* _STATED PROBLEM_:
In the copy, include every entry exactly but none of the images.

* _Stored data_:
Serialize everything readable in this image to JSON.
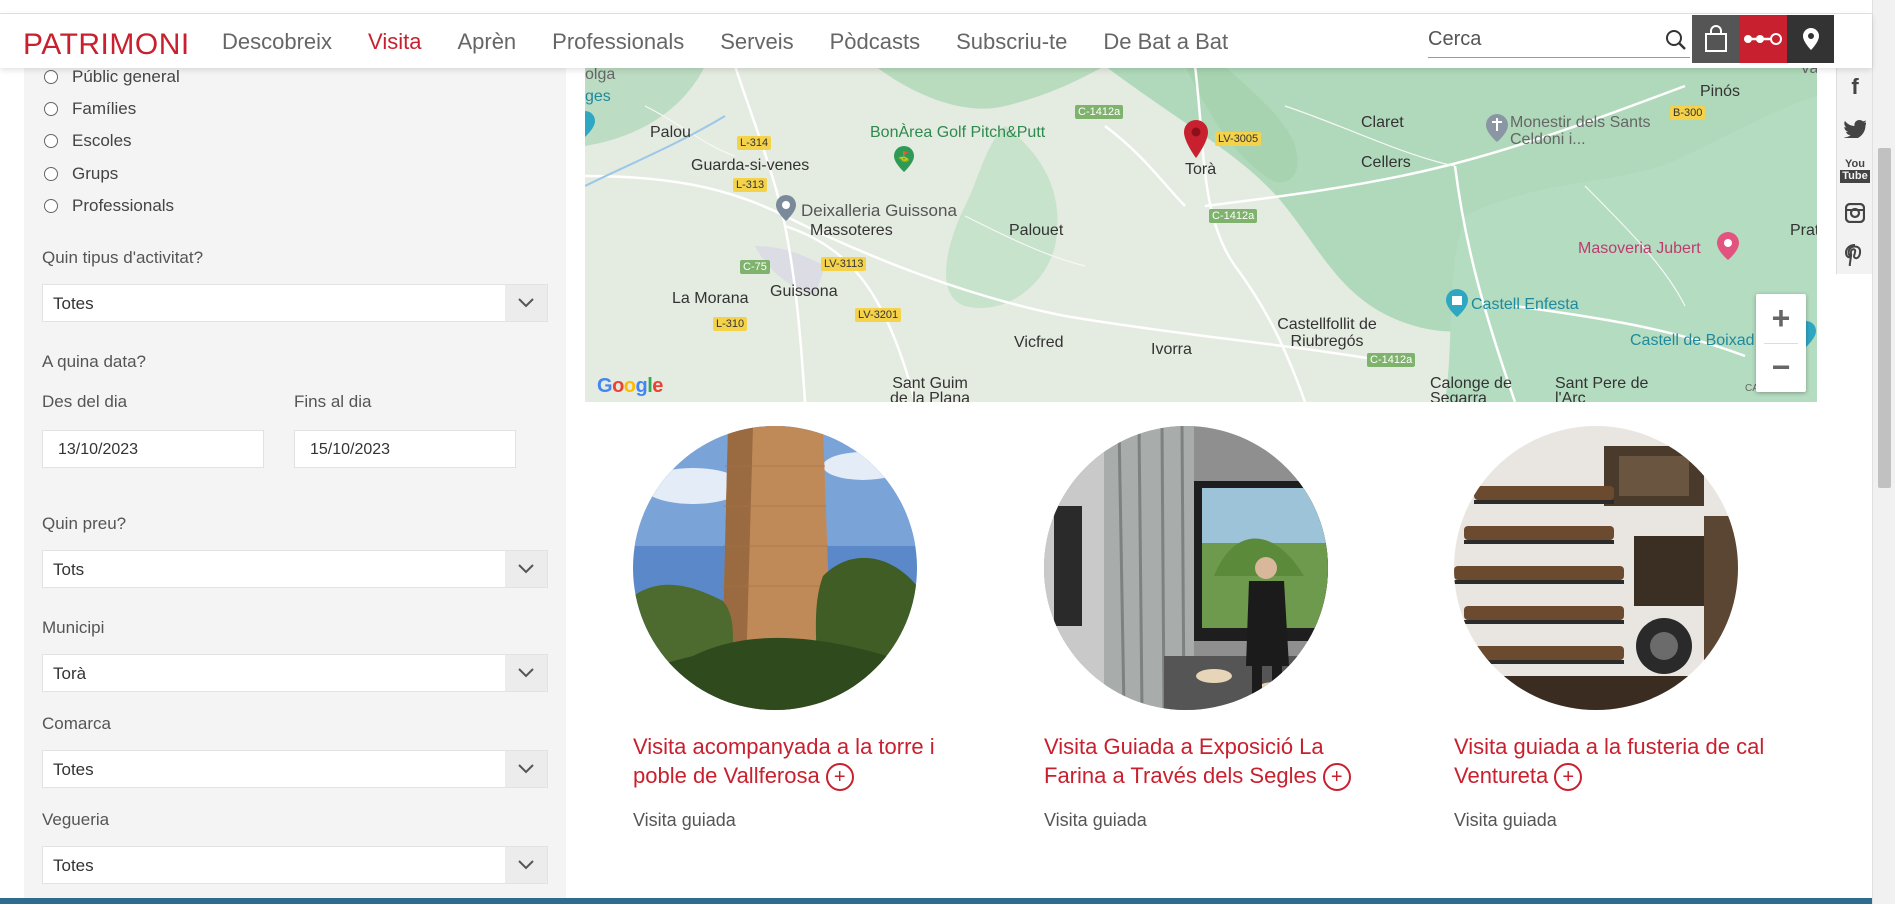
{
  "header": {
    "logo": "PATRIMONI",
    "nav": [
      "Descobreix",
      "Visita",
      "Aprèn",
      "Professionals",
      "Serveis",
      "Pòdcasts",
      "Subscriu-te",
      "De Bat a Bat"
    ],
    "active_nav": "Visita",
    "search_placeholder": "Cerca"
  },
  "social": [
    "f",
    "t",
    "You Tube",
    "ig",
    "p"
  ],
  "sidebar": {
    "audiences": [
      "Públic general",
      "Famílies",
      "Escoles",
      "Grups",
      "Professionals"
    ],
    "activity_label": "Quin tipus d'activitat?",
    "activity_value": "Totes",
    "date_label": "A quina data?",
    "from_label": "Des del dia",
    "to_label": "Fins al dia",
    "from_value": "13/10/2023",
    "to_value": "15/10/2023",
    "price_label": "Quin preu?",
    "price_value": "Tots",
    "municipi_label": "Municipi",
    "municipi_value": "Torà",
    "comarca_label": "Comarca",
    "comarca_value": "Totes",
    "vegueria_label": "Vegueria",
    "vegueria_value": "Totes"
  },
  "map": {
    "places": {
      "olga": "olga",
      "ges": "ges",
      "palou": "Palou",
      "guarda": "Guarda-si-venes",
      "bonarea": "BonÀrea Golf Pitch&Putt",
      "deixalleria": "Deixalleria Guissona",
      "massoteres": "Massoteres",
      "palouet": "Palouet",
      "tora": "Torà",
      "claret": "Claret",
      "cellers": "Cellers",
      "monestir": "Monestir dels Sants Celdoni i...",
      "pinos": "Pinós",
      "masoveria": "Masoveria Jubert",
      "prat": "Prat",
      "morana": "La Morana",
      "guissona": "Guissona",
      "vicfred": "Vicfred",
      "ivorra": "Ivorra",
      "castellfollit": "Castellfollit de Riubregós",
      "enfesta": "Castell Enfesta",
      "boixad": "Castell de Boixad",
      "santguim": "Sant Guim de la Plana",
      "calonge": "Calonge de Segarra",
      "santpere": "Sant Pere de l'Arc",
      "calsirone": "CAL SIRONE",
      "va": "Va"
    },
    "roads": {
      "l314": "L-314",
      "l313": "L-313",
      "c75": "C-75",
      "lv3113": "LV-3113",
      "lv3201": "LV-3201",
      "l310": "L-310",
      "c1412a": "C-1412a",
      "lv3005": "LV-3005",
      "b300": "B-300"
    },
    "google": "Google"
  },
  "cards": [
    {
      "title": "Visita acompanyada a la torre i poble de Vallferosa",
      "type": "Visita guiada"
    },
    {
      "title": "Visita Guiada a Exposició La Farina a Través dels Segles",
      "type": "Visita guiada"
    },
    {
      "title": "Visita guiada a la fusteria de cal Ventureta",
      "type": "Visita guiada"
    }
  ],
  "colors": {
    "brand": "#c8202e",
    "sidebar": "#f4f4f4"
  }
}
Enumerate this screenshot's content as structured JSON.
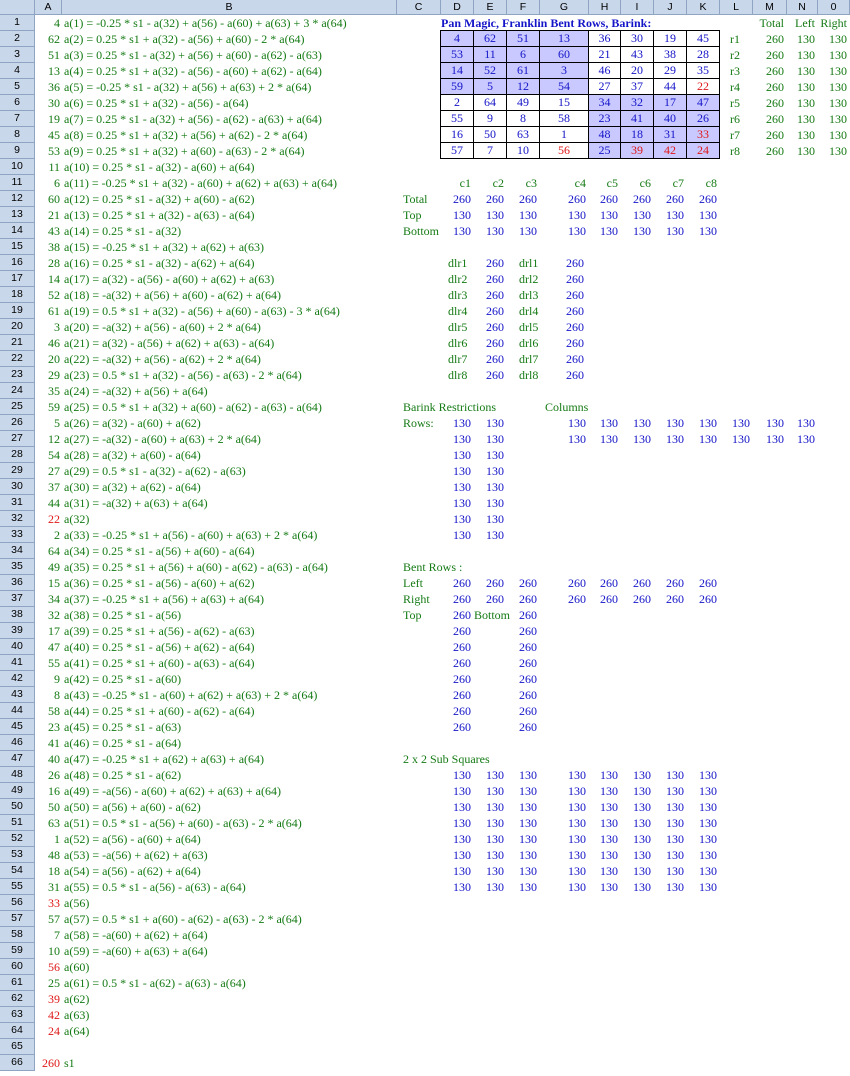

* _THE REPLY_:
Serialize everything readable in this image to JSON.
{
  "header": {
    "logo": "PATRIMONI",
    "nav": [
      "Descobreix",
      "Visita",
      "Aprèn",
      "Professionals",
      "Serveis",
      "Pòdcasts",
      "Subscriu-te",
      "De Bat a Bat"
    ],
    "active_nav": "Visita",
    "search_placeholder": "Cerca"
  },
  "social": [
    "f",
    "t",
    "You Tube",
    "ig",
    "p"
  ],
  "sidebar": {
    "audiences": [
      "Públic general",
      "Famílies",
      "Escoles",
      "Grups",
      "Professionals"
    ],
    "activity_label": "Quin tipus d'activitat?",
    "activity_value": "Totes",
    "date_label": "A quina data?",
    "from_label": "Des del dia",
    "to_label": "Fins al dia",
    "from_value": "13/10/2023",
    "to_value": "15/10/2023",
    "price_label": "Quin preu?",
    "price_value": "Tots",
    "municipi_label": "Municipi",
    "municipi_value": "Torà",
    "comarca_label": "Comarca",
    "comarca_value": "Totes",
    "vegueria_label": "Vegueria",
    "vegueria_value": "Totes"
  },
  "map": {
    "places": {
      "olga": "olga",
      "ges": "ges",
      "palou": "Palou",
      "guarda": "Guarda-si-venes",
      "bonarea": "BonÀrea Golf Pitch&Putt",
      "deixalleria": "Deixalleria Guissona",
      "massoteres": "Massoteres",
      "palouet": "Palouet",
      "tora": "Torà",
      "claret": "Claret",
      "cellers": "Cellers",
      "monestir": "Monestir dels Sants Celdoni i...",
      "pinos": "Pinós",
      "masoveria": "Masoveria Jubert",
      "prat": "Prat",
      "morana": "La Morana",
      "guissona": "Guissona",
      "vicfred": "Vicfred",
      "ivorra": "Ivorra",
      "castellfollit": "Castellfollit de Riubregós",
      "enfesta": "Castell Enfesta",
      "boixad": "Castell de Boixad",
      "santguim": "Sant Guim de la Plana",
      "calonge": "Calonge de Segarra",
      "santpere": "Sant Pere de l'Arc",
      "calsirone": "CAL SIRONE",
      "va": "Va"
    },
    "roads": {
      "l314": "L-314",
      "l313": "L-313",
      "c75": "C-75",
      "lv3113": "LV-3113",
      "lv3201": "LV-3201",
      "l310": "L-310",
      "c1412a": "C-1412a",
      "lv3005": "LV-3005",
      "b300": "B-300"
    },
    "google": "Google"
  },
  "cards": [
    {
      "title": "Visita acompanyada a la torre i poble de Vallferosa",
      "type": "Visita guiada"
    },
    {
      "title": "Visita Guiada a Exposició La Farina a Través dels Segles",
      "type": "Visita guiada"
    },
    {
      "title": "Visita guiada a la fusteria de cal Ventureta",
      "type": "Visita guiada"
    }
  ],
  "colors": {
    "brand": "#c8202e",
    "sidebar": "#f4f4f4"
  }
}
Enumerate this screenshot's content as structured JSON.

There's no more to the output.